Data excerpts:
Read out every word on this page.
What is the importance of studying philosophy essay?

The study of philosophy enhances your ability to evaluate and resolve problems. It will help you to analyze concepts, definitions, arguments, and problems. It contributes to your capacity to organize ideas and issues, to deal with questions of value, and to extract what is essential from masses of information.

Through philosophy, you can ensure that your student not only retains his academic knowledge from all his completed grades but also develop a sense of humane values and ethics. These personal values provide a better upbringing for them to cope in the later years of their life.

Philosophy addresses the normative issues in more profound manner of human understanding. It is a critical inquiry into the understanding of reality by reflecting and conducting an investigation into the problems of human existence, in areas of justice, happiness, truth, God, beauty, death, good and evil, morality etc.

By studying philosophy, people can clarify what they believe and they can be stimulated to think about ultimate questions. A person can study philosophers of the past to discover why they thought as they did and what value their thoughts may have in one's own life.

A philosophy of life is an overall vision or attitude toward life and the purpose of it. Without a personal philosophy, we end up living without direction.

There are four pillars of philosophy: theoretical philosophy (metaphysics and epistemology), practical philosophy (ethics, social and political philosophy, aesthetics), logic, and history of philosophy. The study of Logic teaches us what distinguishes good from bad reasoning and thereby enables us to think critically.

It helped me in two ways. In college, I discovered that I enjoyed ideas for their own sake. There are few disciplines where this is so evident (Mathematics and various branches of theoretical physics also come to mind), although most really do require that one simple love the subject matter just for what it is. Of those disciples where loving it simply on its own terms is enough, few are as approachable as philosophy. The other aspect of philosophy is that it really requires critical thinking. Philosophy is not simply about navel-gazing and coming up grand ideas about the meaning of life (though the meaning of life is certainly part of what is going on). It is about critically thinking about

- **Goal**:
Look through the entries above and report the number of lines that contain "studying". Write only the number.

- **Solution below**:
2